** GIVEN REQUEST **
Leave out the pictures and repeat every record exactly.

** ENTRIES SHOWN **
+ + + + + + +
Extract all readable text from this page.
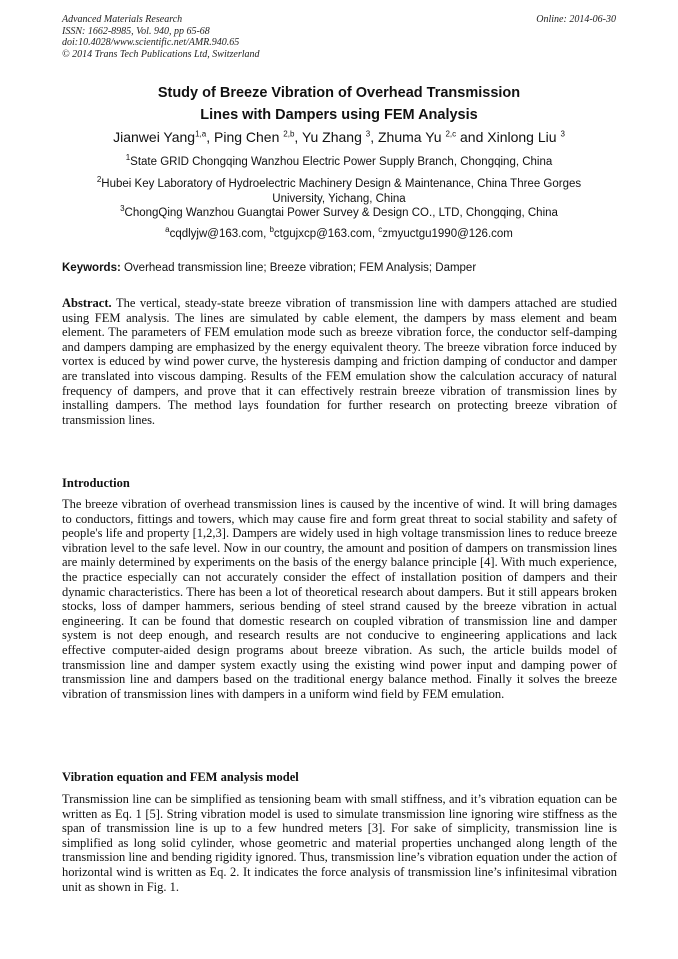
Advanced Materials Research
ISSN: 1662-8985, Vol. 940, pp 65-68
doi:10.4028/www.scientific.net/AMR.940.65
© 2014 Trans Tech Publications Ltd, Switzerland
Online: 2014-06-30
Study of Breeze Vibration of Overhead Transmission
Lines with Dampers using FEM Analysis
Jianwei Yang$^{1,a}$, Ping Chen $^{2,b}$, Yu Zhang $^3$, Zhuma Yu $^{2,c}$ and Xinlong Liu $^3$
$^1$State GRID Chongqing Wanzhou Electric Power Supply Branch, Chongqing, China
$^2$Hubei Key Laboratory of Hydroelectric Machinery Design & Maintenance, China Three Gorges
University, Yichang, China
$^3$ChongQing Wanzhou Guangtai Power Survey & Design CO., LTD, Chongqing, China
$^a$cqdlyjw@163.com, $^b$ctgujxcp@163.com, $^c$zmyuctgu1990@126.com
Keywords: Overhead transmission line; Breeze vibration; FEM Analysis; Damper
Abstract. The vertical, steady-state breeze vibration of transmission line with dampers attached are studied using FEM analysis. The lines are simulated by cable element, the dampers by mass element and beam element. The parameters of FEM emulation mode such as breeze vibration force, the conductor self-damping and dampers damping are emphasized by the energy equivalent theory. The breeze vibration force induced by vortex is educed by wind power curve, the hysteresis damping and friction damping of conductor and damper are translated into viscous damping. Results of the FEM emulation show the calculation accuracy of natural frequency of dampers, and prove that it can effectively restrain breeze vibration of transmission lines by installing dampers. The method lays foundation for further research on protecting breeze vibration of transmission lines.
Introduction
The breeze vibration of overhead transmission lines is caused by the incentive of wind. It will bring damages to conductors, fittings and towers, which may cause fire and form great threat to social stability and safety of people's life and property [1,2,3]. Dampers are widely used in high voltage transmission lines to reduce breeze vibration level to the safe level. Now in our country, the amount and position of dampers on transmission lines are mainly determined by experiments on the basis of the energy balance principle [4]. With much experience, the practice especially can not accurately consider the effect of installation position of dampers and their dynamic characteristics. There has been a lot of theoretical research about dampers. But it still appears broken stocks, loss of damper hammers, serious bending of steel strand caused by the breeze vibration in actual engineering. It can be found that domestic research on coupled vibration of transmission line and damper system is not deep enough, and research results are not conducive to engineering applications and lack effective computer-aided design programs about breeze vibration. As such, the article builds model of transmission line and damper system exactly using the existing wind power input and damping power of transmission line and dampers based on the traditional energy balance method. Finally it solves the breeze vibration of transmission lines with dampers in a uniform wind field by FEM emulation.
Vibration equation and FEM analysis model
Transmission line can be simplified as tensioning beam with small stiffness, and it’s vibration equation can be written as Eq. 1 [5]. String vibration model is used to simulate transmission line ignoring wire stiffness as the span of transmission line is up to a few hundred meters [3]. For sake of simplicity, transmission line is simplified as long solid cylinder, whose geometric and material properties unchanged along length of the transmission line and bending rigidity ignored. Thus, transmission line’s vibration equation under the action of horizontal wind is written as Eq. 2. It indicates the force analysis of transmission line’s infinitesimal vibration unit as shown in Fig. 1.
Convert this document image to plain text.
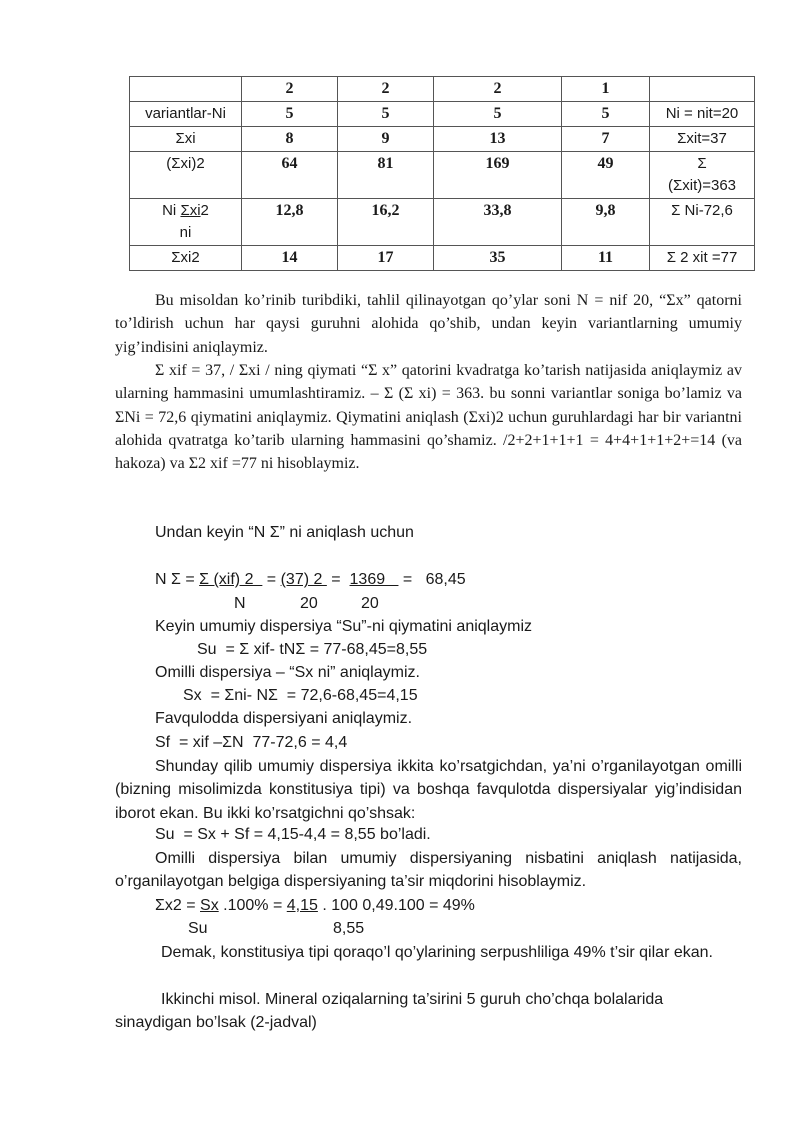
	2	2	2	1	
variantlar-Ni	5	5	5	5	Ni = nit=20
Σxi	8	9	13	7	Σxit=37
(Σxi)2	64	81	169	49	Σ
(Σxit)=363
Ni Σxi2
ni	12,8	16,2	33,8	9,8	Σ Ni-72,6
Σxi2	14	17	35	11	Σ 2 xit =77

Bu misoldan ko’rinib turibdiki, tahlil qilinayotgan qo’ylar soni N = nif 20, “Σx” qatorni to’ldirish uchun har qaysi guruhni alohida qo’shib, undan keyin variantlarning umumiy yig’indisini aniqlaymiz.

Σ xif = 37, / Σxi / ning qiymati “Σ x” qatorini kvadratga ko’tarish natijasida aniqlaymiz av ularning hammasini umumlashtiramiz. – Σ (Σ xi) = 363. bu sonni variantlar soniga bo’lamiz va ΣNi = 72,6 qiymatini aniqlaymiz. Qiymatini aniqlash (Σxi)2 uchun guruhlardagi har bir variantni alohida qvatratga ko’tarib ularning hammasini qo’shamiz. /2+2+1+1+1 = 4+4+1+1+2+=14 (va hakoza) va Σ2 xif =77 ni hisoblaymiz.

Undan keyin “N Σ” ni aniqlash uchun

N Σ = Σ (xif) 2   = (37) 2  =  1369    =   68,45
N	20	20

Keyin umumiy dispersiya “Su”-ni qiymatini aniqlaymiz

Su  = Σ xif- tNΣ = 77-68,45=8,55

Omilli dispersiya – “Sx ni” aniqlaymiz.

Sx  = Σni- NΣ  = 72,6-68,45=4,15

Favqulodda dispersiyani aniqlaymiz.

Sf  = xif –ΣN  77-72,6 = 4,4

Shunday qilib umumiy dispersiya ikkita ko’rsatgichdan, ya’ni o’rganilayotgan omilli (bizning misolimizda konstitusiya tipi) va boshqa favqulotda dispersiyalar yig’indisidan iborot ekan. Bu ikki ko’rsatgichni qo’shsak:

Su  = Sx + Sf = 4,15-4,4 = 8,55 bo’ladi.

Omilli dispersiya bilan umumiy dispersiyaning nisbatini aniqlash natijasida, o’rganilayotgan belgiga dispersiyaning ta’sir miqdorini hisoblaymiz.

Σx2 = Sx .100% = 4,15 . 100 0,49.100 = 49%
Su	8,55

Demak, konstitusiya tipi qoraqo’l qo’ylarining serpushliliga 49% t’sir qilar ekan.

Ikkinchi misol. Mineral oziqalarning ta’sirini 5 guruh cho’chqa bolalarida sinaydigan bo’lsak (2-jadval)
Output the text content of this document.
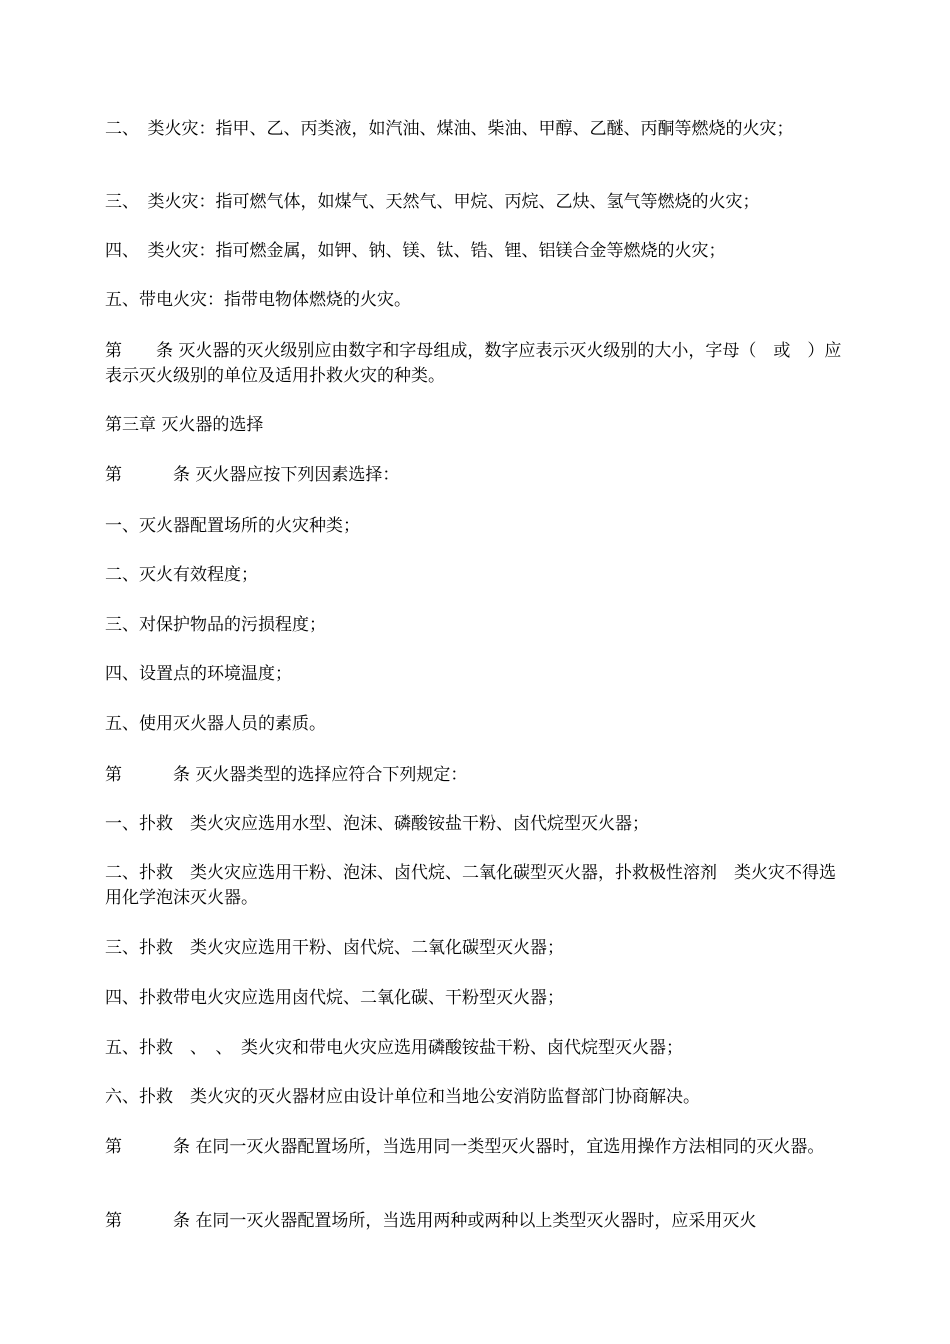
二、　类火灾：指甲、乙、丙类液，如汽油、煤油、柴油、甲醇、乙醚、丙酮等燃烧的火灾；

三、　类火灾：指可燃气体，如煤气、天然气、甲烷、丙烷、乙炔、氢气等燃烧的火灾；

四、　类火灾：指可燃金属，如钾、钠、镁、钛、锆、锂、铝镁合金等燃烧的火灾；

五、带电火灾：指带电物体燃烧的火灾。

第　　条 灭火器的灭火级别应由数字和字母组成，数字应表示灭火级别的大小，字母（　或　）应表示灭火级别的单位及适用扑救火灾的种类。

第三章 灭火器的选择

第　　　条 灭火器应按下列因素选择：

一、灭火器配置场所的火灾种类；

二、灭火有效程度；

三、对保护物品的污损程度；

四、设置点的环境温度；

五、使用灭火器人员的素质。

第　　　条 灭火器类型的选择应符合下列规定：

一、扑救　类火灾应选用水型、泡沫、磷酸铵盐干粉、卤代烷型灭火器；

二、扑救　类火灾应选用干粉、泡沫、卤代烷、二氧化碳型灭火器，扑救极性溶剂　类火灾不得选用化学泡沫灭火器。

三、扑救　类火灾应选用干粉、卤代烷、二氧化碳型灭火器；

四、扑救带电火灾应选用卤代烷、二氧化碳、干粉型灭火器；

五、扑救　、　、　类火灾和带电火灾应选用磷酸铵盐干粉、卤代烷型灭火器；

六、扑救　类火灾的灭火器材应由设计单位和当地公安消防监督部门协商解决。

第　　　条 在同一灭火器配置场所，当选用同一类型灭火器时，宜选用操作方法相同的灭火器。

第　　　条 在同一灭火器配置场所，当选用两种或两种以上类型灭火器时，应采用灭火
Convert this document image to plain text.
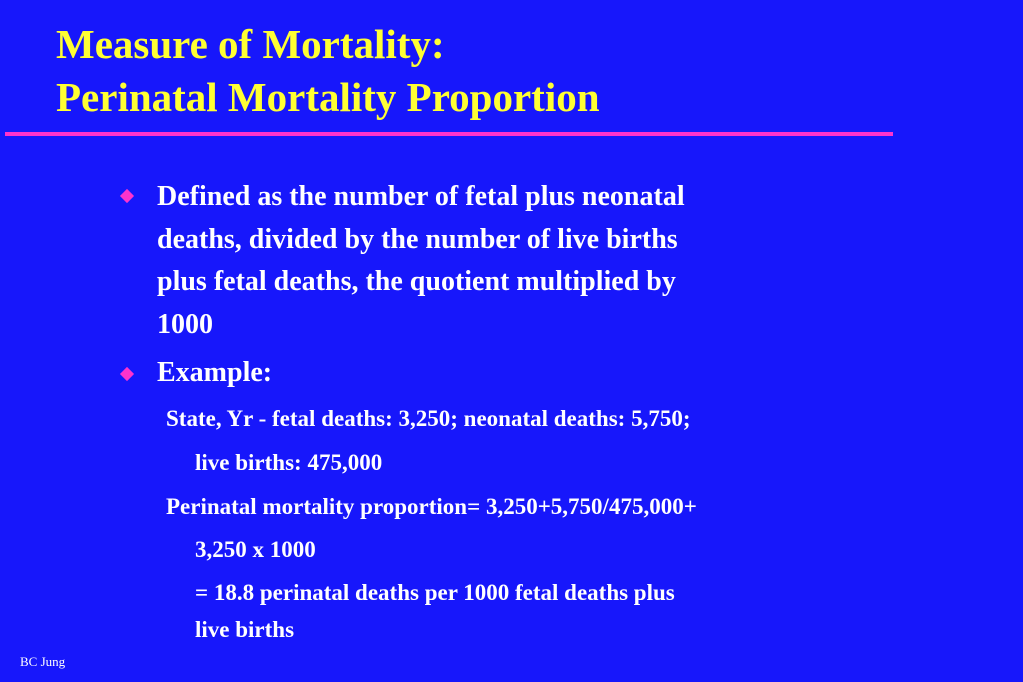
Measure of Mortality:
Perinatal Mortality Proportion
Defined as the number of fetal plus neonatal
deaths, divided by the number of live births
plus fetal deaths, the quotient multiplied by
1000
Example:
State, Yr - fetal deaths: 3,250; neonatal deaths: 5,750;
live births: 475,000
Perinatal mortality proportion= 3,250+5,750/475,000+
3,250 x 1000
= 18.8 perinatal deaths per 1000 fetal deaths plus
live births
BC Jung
+ + + + + + +
** COMPLETE ANSWER **
Extract all readable text from this page.
Advanced Materials Research
ISSN: 1662-8985, Vol. 940, pp 65-68
doi:10.4028/www.scientific.net/AMR.940.65
© 2014 Trans Tech Publications Ltd, Switzerland
Online: 2014-06-30
Study of Breeze Vibration of Overhead Transmission
Lines with Dampers using FEM Analysis
Jianwei Yang$^{1,a}$, Ping Chen $^{2,b}$, Yu Zhang $^3$, Zhuma Yu $^{2,c}$ and Xinlong Liu $^3$
$^1$State GRID Chongqing Wanzhou Electric Power Supply Branch, Chongqing, China
$^2$Hubei Key Laboratory of Hydroelectric Machinery Design & Maintenance, China Three Gorges
University, Yichang, China
$^3$ChongQing Wanzhou Guangtai Power Survey & Design CO., LTD, Chongqing, China
$^a$cqdlyjw@163.com, $^b$ctgujxcp@163.com, $^c$zmyuctgu1990@126.com
Keywords: Overhead transmission line; Breeze vibration; FEM Analysis; Damper
Abstract. The vertical, steady-state breeze vibration of transmission line with dampers attached are studied using FEM analysis. The lines are simulated by cable element, the dampers by mass element and beam element. The parameters of FEM emulation mode such as breeze vibration force, the conductor self-damping and dampers damping are emphasized by the energy equivalent theory. The breeze vibration force induced by vortex is educed by wind power curve, the hysteresis damping and friction damping of conductor and damper are translated into viscous damping. Results of the FEM emulation show the calculation accuracy of natural frequency of dampers, and prove that it can effectively restrain breeze vibration of transmission lines by installing dampers. The method lays foundation for further research on protecting breeze vibration of transmission lines.
Introduction
The breeze vibration of overhead transmission lines is caused by the incentive of wind. It will bring damages to conductors, fittings and towers, which may cause fire and form great threat to social stability and safety of people's life and property [1,2,3]. Dampers are widely used in high voltage transmission lines to reduce breeze vibration level to the safe level. Now in our country, the amount and position of dampers on transmission lines are mainly determined by experiments on the basis of the energy balance principle [4]. With much experience, the practice especially can not accurately consider the effect of installation position of dampers and their dynamic characteristics. There has been a lot of theoretical research about dampers. But it still appears broken stocks, loss of damper hammers, serious bending of steel strand caused by the breeze vibration in actual engineering. It can be found that domestic research on coupled vibration of transmission line and damper system is not deep enough, and research results are not conducive to engineering applications and lack effective computer-aided design programs about breeze vibration. As such, the article builds model of transmission line and damper system exactly using the existing wind power input and damping power of transmission line and dampers based on the traditional energy balance method. Finally it solves the breeze vibration of transmission lines with dampers in a uniform wind field by FEM emulation.
Vibration equation and FEM analysis model
Transmission line can be simplified as tensioning beam with small stiffness, and it’s vibration equation can be written as Eq. 1 [5]. String vibration model is used to simulate transmission line ignoring wire stiffness as the span of transmission line is up to a few hundred meters [3]. For sake of simplicity, transmission line is simplified as long solid cylinder, whose geometric and material properties unchanged along length of the transmission line and bending rigidity ignored. Thus, transmission line’s vibration equation under the action of horizontal wind is written as Eq. 2. It indicates the force analysis of transmission line’s infinitesimal vibration unit as shown in Fig. 1.
Convert this document image to plain text.
	2	2	2	1	
variantlar-Ni	5	5	5	5	Ni = nit=20
Σxi	8	9	13	7	Σxit=37
(Σxi)2	64	81	169	49	Σ
(Σxit)=363
Ni Σxi2
ni	12,8	16,2	33,8	9,8	Σ Ni-72,6
Σxi2	14	17	35	11	Σ 2 xit =77

Bu misoldan ko’rinib turibdiki, tahlil qilinayotgan qo’ylar soni N = nif 20, “Σx” qatorni to’ldirish uchun har qaysi guruhni alohida qo’shib, undan keyin variantlarning umumiy yig’indisini aniqlaymiz.

Σ xif = 37, / Σxi / ning qiymati “Σ x” qatorini kvadratga ko’tarish natijasida aniqlaymiz av ularning hammasini umumlashtiramiz. – Σ (Σ xi) = 363. bu sonni variantlar soniga bo’lamiz va ΣNi = 72,6 qiymatini aniqlaymiz. Qiymatini aniqlash (Σxi)2 uchun guruhlardagi har bir variantni alohida qvatratga ko’tarib ularning hammasini qo’shamiz. /2+2+1+1+1 = 4+4+1+1+2+=14 (va hakoza) va Σ2 xif =77 ni hisoblaymiz.

Undan keyin “N Σ” ni aniqlash uchun

N Σ = Σ (xif) 2   = (37) 2  =  1369    =   68,45
N	20	20

Keyin umumiy dispersiya “Su”-ni qiymatini aniqlaymiz

Su  = Σ xif- tNΣ = 77-68,45=8,55

Omilli dispersiya – “Sx ni” aniqlaymiz.

Sx  = Σni- NΣ  = 72,6-68,45=4,15

Favqulodda dispersiyani aniqlaymiz.

Sf  = xif –ΣN  77-72,6 = 4,4

Shunday qilib umumiy dispersiya ikkita ko’rsatgichdan, ya’ni o’rganilayotgan omilli (bizning misolimizda konstitusiya tipi) va boshqa favqulotda dispersiyalar yig’indisidan iborot ekan. Bu ikki ko’rsatgichni qo’shsak:

Su  = Sx + Sf = 4,15-4,4 = 8,55 bo’ladi.

Omilli dispersiya bilan umumiy dispersiyaning nisbatini aniqlash natijasida, o’rganilayotgan belgiga dispersiyaning ta’sir miqdorini hisoblaymiz.

Σx2 = Sx .100% = 4,15 . 100 0,49.100 = 49%
Su	8,55

Demak, konstitusiya tipi qoraqo’l qo’ylarining serpushliliga 49% t’sir qilar ekan.

Ikkinchi misol. Mineral oziqalarning ta’sirini 5 guruh cho’chqa bolalarida sinaydigan bo’lsak (2-jadval)
Output the text content of this document.
二、　类火灾：指甲、乙、丙类液，如汽油、煤油、柴油、甲醇、乙醚、丙酮等燃烧的火灾；

三、　类火灾：指可燃气体，如煤气、天然气、甲烷、丙烷、乙炔、氢气等燃烧的火灾；

四、　类火灾：指可燃金属，如钾、钠、镁、钛、锆、锂、铝镁合金等燃烧的火灾；

五、带电火灾：指带电物体燃烧的火灾。

第　　条 灭火器的灭火级别应由数字和字母组成，数字应表示灭火级别的大小，字母（　或　）应表示灭火级别的单位及适用扑救火灾的种类。

第三章 灭火器的选择

第　　　条 灭火器应按下列因素选择：

一、灭火器配置场所的火灾种类；

二、灭火有效程度；

三、对保护物品的污损程度；

四、设置点的环境温度；

五、使用灭火器人员的素质。

第　　　条 灭火器类型的选择应符合下列规定：

一、扑救　类火灾应选用水型、泡沫、磷酸铵盐干粉、卤代烷型灭火器；

二、扑救　类火灾应选用干粉、泡沫、卤代烷、二氧化碳型灭火器，扑救极性溶剂　类火灾不得选用化学泡沫灭火器。

三、扑救　类火灾应选用干粉、卤代烷、二氧化碳型灭火器；

四、扑救带电火灾应选用卤代烷、二氧化碳、干粉型灭火器；

五、扑救　、　、　类火灾和带电火灾应选用磷酸铵盐干粉、卤代烷型灭火器；

六、扑救　类火灾的灭火器材应由设计单位和当地公安消防监督部门协商解决。

第　　　条 在同一灭火器配置场所，当选用同一类型灭火器时，宜选用操作方法相同的灭火器。

第　　　条 在同一灭火器配置场所，当选用两种或两种以上类型灭火器时，应采用灭火
Convert this document image to plain text.
Measure of Mortality:
Perinatal Mortality Proportion
Defined as the number of fetal plus neonatal
deaths, divided by the number of live births
plus fetal deaths, the quotient multiplied by
1000
Example:
State, Yr - fetal deaths: 3,250; neonatal deaths: 5,750;
live births: 475,000
Perinatal mortality proportion= 3,250+5,750/475,000+
3,250 x 1000
= 18.8 perinatal deaths per 1000 fetal deaths plus
live births
BC Jung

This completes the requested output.